## Short problem
Return all the entries exactly, keeping pictures out.

● ● ● ● ●

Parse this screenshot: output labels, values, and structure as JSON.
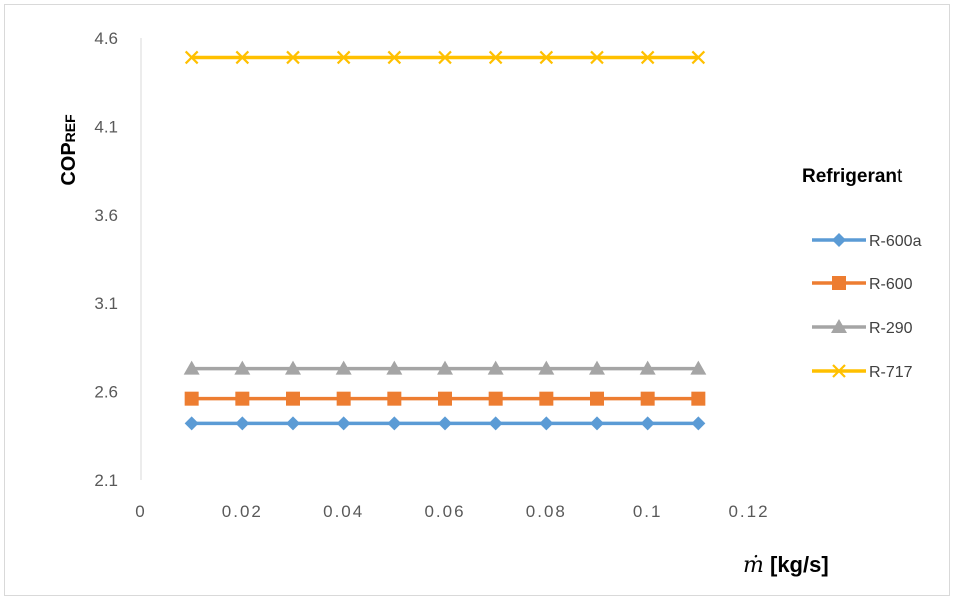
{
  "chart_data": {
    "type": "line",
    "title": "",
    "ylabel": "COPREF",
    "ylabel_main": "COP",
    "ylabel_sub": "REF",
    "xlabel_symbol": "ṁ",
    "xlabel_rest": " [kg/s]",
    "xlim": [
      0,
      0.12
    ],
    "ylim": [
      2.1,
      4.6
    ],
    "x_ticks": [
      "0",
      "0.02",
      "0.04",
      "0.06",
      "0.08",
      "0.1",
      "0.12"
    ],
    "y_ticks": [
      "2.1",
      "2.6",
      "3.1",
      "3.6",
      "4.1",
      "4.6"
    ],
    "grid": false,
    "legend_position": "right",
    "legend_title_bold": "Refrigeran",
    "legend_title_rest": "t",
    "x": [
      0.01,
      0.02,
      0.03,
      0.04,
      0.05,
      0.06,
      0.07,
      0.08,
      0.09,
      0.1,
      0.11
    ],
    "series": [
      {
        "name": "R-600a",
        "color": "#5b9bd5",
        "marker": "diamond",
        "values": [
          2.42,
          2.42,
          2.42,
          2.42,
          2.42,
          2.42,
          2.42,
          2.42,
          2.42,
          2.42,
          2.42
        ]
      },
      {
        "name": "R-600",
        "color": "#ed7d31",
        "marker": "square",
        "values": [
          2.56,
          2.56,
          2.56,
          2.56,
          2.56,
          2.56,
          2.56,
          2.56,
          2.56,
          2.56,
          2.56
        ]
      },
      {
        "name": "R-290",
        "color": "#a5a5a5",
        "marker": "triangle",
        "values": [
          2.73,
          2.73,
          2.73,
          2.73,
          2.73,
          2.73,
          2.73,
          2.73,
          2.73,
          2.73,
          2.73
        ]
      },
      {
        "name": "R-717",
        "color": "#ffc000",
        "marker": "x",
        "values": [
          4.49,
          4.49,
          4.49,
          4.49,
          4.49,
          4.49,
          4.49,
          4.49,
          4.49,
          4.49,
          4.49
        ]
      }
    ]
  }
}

● ● ● ● ●

## Output of the exercise
Parse this screenshot: output labels, values, and structure as JSON.
{
  "chart_data": {
    "type": "line",
    "title": "",
    "ylabel": "COPREF",
    "ylabel_main": "COP",
    "ylabel_sub": "REF",
    "xlabel_symbol": "ṁ",
    "xlabel_rest": " [kg/s]",
    "xlim": [
      0,
      0.12
    ],
    "ylim": [
      2.1,
      4.6
    ],
    "x_ticks": [
      "0",
      "0.02",
      "0.04",
      "0.06",
      "0.08",
      "0.1",
      "0.12"
    ],
    "y_ticks": [
      "2.1",
      "2.6",
      "3.1",
      "3.6",
      "4.1",
      "4.6"
    ],
    "grid": false,
    "legend_position": "right",
    "legend_title_bold": "Refrigeran",
    "legend_title_rest": "t",
    "x": [
      0.01,
      0.02,
      0.03,
      0.04,
      0.05,
      0.06,
      0.07,
      0.08,
      0.09,
      0.1,
      0.11
    ],
    "series": [
      {
        "name": "R-600a",
        "color": "#5b9bd5",
        "marker": "diamond",
        "values": [
          2.42,
          2.42,
          2.42,
          2.42,
          2.42,
          2.42,
          2.42,
          2.42,
          2.42,
          2.42,
          2.42
        ]
      },
      {
        "name": "R-600",
        "color": "#ed7d31",
        "marker": "square",
        "values": [
          2.56,
          2.56,
          2.56,
          2.56,
          2.56,
          2.56,
          2.56,
          2.56,
          2.56,
          2.56,
          2.56
        ]
      },
      {
        "name": "R-290",
        "color": "#a5a5a5",
        "marker": "triangle",
        "values": [
          2.73,
          2.73,
          2.73,
          2.73,
          2.73,
          2.73,
          2.73,
          2.73,
          2.73,
          2.73,
          2.73
        ]
      },
      {
        "name": "R-717",
        "color": "#ffc000",
        "marker": "x",
        "values": [
          4.49,
          4.49,
          4.49,
          4.49,
          4.49,
          4.49,
          4.49,
          4.49,
          4.49,
          4.49,
          4.49
        ]
      }
    ]
  }
}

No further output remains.